Requirement: All of the data that follows should be retyped exactly, please, except the pictures.

☆ ☆ ☆

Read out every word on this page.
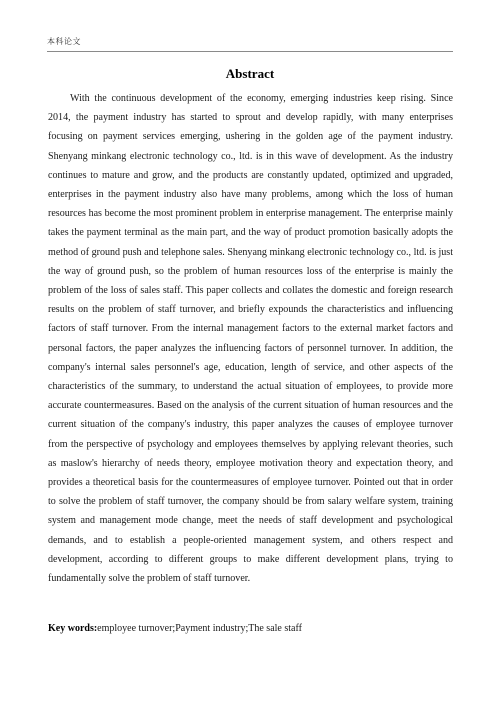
本科论文
Abstract

With the continuous development of the economy, emerging industries keep rising. Since 2014, the payment industry has started to sprout and develop rapidly, with many enterprises focusing on payment services emerging, ushering in the golden age of the payment industry. Shenyang minkang electronic technology co., ltd. is in this wave of development. As the industry continues to mature and grow, and the products are constantly updated, optimized and upgraded, enterprises in the payment industry also have many problems, among which the loss of human resources has become the most prominent problem in enterprise management. The enterprise mainly takes the payment terminal as the main part, and the way of product promotion basically adopts the method of ground push and telephone sales. Shenyang minkang electronic technology co., ltd. is just the way of ground push, so the problem of human resources loss of the enterprise is mainly the problem of the loss of sales staff. This paper collects and collates the domestic and foreign research results on the problem of staff turnover, and briefly expounds the characteristics and influencing factors of staff turnover. From the internal management factors to the external market factors and personal factors, the paper analyzes the influencing factors of personnel turnover. In addition, the company's internal sales personnel's age, education, length of service, and other aspects of the characteristics of the summary, to understand the actual situation of employees, to provide more accurate countermeasures. Based on the analysis of the current situation of human resources and the current situation of the company's industry, this paper analyzes the causes of employee turnover from the perspective of psychology and employees themselves by applying relevant theories, such as maslow's hierarchy of needs theory, employee motivation theory and expectation theory, and provides a theoretical basis for the countermeasures of employee turnover. Pointed out that in order to solve the problem of staff turnover, the company should be from salary welfare system, training system and management mode change, meet the needs of staff development and psychological demands, and to establish a people-oriented management system, and others respect and development, according to different groups to make different development plans, trying to fundamentally solve the problem of staff turnover.

Key words:employee turnover;Payment industry;The sale staff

☆ ☆ ☆

Result for this exercise:
Read out every word on this page.
本科论文
Abstract

With the continuous development of the economy, emerging industries keep rising. Since 2014, the payment industry has started to sprout and develop rapidly, with many enterprises focusing on payment services emerging, ushering in the golden age of the payment industry. Shenyang minkang electronic technology co., ltd. is in this wave of development. As the industry continues to mature and grow, and the products are constantly updated, optimized and upgraded, enterprises in the payment industry also have many problems, among which the loss of human resources has become the most prominent problem in enterprise management. The enterprise mainly takes the payment terminal as the main part, and the way of product promotion basically adopts the method of ground push and telephone sales. Shenyang minkang electronic technology co., ltd. is just the way of ground push, so the problem of human resources loss of the enterprise is mainly the problem of the loss of sales staff. This paper collects and collates the domestic and foreign research results on the problem of staff turnover, and briefly expounds the characteristics and influencing factors of staff turnover. From the internal management factors to the external market factors and personal factors, the paper analyzes the influencing factors of personnel turnover. In addition, the company's internal sales personnel's age, education, length of service, and other aspects of the characteristics of the summary, to understand the actual situation of employees, to provide more accurate countermeasures. Based on the analysis of the current situation of human resources and the current situation of the company's industry, this paper analyzes the causes of employee turnover from the perspective of psychology and employees themselves by applying relevant theories, such as maslow's hierarchy of needs theory, employee motivation theory and expectation theory, and provides a theoretical basis for the countermeasures of employee turnover. Pointed out that in order to solve the problem of staff turnover, the company should be from salary welfare system, training system and management mode change, meet the needs of staff development and psychological demands, and to establish a people-oriented management system, and others respect and development, according to different groups to make different development plans, trying to fundamentally solve the problem of staff turnover.

Key words:employee turnover;Payment industry;The sale staff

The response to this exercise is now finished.